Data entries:

########

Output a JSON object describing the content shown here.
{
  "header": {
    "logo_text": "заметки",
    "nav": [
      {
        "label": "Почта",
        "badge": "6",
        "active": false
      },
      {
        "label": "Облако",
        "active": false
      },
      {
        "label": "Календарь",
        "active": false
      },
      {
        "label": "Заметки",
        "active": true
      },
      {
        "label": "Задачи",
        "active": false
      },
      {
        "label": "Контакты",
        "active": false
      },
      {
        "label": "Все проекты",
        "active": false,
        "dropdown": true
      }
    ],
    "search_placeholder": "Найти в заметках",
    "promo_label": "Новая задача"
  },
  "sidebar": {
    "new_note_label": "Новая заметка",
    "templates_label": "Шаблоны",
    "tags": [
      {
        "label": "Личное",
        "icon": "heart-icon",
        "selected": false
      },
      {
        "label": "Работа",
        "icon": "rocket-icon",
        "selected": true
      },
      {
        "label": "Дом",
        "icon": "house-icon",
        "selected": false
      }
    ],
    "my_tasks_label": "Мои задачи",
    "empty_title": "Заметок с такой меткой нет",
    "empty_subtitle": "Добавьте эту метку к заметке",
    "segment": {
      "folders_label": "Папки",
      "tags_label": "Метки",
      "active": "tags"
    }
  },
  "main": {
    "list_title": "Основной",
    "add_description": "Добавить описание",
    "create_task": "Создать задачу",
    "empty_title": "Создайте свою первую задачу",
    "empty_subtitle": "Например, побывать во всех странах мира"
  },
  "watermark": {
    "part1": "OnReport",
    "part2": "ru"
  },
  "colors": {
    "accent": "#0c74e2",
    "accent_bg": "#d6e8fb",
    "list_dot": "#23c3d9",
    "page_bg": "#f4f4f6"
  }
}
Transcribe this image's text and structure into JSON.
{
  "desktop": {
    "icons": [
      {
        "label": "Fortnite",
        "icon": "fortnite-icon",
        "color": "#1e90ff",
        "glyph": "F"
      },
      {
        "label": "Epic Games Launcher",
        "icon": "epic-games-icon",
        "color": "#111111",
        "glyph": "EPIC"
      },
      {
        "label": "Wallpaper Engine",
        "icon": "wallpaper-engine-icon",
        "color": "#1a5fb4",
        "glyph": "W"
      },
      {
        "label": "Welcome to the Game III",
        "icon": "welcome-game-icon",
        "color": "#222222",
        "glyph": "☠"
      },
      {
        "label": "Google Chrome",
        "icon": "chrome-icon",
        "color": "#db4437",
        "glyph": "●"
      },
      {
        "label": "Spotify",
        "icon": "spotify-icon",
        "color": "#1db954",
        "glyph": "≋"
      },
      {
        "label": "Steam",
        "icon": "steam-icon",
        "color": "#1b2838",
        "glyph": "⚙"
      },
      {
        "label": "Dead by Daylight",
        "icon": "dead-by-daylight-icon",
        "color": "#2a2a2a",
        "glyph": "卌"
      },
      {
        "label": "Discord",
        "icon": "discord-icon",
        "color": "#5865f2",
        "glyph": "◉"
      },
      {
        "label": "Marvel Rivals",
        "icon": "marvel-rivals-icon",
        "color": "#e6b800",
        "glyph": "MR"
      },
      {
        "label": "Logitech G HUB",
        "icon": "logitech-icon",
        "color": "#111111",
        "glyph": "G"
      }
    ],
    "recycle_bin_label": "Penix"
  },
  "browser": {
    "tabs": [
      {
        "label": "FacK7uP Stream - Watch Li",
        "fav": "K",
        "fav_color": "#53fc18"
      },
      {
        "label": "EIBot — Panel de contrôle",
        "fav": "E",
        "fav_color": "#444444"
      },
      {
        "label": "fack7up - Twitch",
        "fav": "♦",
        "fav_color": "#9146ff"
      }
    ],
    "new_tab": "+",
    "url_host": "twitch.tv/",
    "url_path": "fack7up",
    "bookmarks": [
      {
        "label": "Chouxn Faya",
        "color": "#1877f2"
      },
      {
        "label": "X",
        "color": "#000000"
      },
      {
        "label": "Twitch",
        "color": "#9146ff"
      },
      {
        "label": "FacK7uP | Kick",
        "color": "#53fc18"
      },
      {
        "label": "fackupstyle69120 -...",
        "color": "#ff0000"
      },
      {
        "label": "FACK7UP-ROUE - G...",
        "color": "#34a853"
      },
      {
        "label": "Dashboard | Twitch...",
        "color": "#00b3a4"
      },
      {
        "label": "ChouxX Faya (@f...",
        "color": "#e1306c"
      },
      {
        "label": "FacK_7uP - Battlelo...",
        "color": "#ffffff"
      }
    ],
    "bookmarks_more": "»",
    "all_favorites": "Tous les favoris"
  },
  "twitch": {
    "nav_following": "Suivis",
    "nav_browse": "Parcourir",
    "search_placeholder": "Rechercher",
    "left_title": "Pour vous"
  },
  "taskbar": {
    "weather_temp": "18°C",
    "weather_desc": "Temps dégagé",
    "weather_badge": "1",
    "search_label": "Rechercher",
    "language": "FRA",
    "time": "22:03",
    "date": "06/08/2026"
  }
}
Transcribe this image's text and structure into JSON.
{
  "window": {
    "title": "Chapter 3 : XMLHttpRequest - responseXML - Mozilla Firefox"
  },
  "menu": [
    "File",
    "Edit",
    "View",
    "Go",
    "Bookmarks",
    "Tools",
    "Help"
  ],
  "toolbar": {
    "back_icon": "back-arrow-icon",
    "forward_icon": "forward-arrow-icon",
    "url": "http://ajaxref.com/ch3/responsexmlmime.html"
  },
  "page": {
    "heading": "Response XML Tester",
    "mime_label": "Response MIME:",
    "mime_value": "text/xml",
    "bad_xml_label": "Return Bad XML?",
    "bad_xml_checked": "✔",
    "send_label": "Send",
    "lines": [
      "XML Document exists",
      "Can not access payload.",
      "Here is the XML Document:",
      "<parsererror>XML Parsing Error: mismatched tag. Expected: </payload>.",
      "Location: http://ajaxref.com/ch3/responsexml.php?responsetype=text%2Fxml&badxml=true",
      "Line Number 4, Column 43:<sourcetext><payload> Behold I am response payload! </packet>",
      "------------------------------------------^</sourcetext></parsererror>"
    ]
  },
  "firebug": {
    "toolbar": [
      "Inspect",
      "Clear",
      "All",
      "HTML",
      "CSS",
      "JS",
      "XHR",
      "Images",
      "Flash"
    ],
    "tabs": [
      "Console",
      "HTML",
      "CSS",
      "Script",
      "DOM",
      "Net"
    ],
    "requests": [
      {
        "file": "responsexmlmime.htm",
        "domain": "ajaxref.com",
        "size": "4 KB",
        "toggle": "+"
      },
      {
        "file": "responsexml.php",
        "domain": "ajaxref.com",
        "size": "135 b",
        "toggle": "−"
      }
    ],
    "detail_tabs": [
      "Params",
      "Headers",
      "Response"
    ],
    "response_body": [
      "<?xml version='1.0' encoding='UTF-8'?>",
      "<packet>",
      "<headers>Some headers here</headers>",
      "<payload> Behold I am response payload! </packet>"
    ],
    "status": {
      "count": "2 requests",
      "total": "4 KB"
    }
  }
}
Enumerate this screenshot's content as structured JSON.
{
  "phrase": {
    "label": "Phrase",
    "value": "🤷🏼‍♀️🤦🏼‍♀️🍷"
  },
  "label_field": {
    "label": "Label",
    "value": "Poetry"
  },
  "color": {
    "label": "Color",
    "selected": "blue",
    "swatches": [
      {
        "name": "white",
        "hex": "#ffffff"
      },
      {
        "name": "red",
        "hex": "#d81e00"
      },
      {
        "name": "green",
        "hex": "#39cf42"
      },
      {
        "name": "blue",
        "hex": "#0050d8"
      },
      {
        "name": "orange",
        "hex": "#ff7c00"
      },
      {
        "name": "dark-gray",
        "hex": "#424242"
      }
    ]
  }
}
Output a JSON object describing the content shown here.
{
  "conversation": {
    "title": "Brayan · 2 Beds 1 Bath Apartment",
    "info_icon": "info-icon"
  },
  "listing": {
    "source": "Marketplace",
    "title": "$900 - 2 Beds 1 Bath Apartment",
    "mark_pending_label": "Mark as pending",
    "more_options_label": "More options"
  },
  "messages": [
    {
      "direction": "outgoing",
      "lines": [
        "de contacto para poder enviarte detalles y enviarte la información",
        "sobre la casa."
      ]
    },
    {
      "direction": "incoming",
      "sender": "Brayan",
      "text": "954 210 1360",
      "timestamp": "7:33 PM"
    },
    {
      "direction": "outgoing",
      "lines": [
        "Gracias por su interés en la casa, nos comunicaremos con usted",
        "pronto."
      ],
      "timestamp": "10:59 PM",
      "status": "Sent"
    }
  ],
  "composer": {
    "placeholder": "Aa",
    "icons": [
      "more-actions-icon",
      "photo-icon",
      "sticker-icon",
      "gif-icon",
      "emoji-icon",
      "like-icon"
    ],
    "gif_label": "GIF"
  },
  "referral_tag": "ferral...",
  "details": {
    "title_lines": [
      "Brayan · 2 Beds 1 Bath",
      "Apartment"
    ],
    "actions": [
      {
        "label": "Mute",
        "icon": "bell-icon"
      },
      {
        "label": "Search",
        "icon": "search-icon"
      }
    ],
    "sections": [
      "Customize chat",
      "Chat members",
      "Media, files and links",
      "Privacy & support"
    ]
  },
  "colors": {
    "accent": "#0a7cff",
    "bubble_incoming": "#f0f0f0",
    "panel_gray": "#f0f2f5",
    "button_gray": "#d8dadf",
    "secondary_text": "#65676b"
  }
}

########

» **WHAT YOU NEED TO DO**
Locate the word "Bath" in the entries, and copy every line where it is found.

» **OUTPUT OF THE EXERCISE**
    "title": "Brayan · 2 Beds 1 Bath Apartment",
    "title": "$900 - 2 Beds 1 Bath Apartment",
      "Brayan · 2 Beds 1 Bath",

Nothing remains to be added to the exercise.